(Source records)
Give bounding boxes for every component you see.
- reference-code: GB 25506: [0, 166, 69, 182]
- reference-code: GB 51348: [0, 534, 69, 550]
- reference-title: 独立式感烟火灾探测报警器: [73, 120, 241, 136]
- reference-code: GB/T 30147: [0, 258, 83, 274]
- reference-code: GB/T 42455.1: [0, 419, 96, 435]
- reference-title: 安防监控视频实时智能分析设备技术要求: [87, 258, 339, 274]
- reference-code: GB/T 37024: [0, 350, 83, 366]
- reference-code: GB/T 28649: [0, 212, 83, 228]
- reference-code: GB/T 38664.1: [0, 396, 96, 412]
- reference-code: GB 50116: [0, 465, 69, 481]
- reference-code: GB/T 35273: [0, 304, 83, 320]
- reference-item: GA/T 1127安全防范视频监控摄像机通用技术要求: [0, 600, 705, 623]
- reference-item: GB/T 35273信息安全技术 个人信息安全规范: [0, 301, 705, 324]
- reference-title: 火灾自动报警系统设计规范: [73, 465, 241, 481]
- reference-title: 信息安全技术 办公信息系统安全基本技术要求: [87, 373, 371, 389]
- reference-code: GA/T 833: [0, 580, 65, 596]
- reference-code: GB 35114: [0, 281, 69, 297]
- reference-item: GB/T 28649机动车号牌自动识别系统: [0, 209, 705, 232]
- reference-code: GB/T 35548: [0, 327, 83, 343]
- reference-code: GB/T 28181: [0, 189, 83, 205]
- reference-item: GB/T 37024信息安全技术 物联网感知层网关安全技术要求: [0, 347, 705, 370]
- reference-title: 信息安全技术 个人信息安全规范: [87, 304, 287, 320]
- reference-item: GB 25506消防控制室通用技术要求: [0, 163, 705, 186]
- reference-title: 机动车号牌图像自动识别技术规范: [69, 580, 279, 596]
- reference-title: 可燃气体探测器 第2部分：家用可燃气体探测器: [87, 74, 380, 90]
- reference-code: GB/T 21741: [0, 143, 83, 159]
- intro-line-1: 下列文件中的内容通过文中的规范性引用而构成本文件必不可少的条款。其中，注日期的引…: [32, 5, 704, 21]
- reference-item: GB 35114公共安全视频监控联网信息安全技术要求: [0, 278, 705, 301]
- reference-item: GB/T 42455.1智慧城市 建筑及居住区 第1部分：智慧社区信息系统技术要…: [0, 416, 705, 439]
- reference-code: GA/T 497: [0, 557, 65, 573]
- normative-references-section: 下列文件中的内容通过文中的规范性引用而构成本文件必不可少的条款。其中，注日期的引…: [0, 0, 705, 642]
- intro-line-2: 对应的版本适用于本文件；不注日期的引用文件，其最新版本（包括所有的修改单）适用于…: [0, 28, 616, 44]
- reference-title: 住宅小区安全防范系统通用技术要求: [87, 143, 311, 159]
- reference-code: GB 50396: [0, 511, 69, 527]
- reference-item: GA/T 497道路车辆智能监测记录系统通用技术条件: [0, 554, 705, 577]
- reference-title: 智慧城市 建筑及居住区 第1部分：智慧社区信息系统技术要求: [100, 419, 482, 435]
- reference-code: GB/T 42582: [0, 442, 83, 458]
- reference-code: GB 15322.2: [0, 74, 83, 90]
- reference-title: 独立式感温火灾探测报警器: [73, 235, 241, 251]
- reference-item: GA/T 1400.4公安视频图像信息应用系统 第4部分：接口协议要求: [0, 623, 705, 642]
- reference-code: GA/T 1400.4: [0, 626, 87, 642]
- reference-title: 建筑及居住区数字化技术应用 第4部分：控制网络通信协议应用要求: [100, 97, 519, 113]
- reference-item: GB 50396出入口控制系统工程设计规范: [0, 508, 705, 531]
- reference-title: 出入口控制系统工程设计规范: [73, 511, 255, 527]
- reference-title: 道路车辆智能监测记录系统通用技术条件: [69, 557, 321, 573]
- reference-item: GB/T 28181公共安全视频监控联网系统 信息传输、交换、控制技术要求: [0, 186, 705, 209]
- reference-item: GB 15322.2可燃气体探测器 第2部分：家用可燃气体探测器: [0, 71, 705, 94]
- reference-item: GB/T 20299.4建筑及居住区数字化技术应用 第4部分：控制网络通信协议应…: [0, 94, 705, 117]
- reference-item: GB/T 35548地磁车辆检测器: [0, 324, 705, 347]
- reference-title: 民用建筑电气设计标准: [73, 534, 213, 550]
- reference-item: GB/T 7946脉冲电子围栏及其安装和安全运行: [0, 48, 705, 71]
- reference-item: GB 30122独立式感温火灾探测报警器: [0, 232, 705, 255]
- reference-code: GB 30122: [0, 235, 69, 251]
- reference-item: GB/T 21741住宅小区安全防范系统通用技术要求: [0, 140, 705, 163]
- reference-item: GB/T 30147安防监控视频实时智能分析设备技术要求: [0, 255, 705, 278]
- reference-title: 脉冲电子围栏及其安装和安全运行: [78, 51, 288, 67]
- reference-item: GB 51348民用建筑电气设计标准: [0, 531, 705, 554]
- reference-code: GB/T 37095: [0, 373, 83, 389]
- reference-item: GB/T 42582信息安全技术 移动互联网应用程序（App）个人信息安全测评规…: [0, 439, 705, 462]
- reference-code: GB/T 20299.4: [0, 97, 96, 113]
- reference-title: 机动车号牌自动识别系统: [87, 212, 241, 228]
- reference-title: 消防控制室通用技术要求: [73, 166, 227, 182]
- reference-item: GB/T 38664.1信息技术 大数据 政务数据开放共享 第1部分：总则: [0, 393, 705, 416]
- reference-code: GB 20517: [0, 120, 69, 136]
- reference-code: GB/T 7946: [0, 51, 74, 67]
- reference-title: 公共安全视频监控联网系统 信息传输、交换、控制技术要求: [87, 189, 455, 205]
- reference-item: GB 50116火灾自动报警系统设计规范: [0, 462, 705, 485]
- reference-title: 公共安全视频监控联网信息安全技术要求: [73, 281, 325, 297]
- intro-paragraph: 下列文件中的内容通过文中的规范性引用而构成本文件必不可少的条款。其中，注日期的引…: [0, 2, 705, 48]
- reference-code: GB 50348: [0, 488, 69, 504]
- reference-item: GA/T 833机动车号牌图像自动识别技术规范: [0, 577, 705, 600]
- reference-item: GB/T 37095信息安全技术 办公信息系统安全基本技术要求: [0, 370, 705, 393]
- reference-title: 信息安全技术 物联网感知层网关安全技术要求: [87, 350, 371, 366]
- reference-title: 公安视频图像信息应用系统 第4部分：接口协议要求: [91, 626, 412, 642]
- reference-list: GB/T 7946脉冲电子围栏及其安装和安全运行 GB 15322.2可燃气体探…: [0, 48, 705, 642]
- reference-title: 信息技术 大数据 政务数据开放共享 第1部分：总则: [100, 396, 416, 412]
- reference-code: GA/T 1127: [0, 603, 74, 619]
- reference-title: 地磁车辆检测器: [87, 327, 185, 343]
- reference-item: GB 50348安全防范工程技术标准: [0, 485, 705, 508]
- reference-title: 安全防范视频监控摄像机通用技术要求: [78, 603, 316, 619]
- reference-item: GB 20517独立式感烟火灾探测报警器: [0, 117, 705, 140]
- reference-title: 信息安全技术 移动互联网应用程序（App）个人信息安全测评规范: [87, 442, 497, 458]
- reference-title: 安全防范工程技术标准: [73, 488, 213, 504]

• Task: Print the data word for word, from its first line down to and including the line that contains "- reference-code: GB/T 42455.1: [0, 419, 96, 435]".

• Finished task:
Give bounding boxes for every component you see.
- reference-code: GB 25506: [0, 166, 69, 182]
- reference-code: GB 51348: [0, 534, 69, 550]
- reference-title: 独立式感烟火灾探测报警器: [73, 120, 241, 136]
- reference-code: GB/T 30147: [0, 258, 83, 274]
- reference-code: GB/T 42455.1: [0, 419, 96, 435]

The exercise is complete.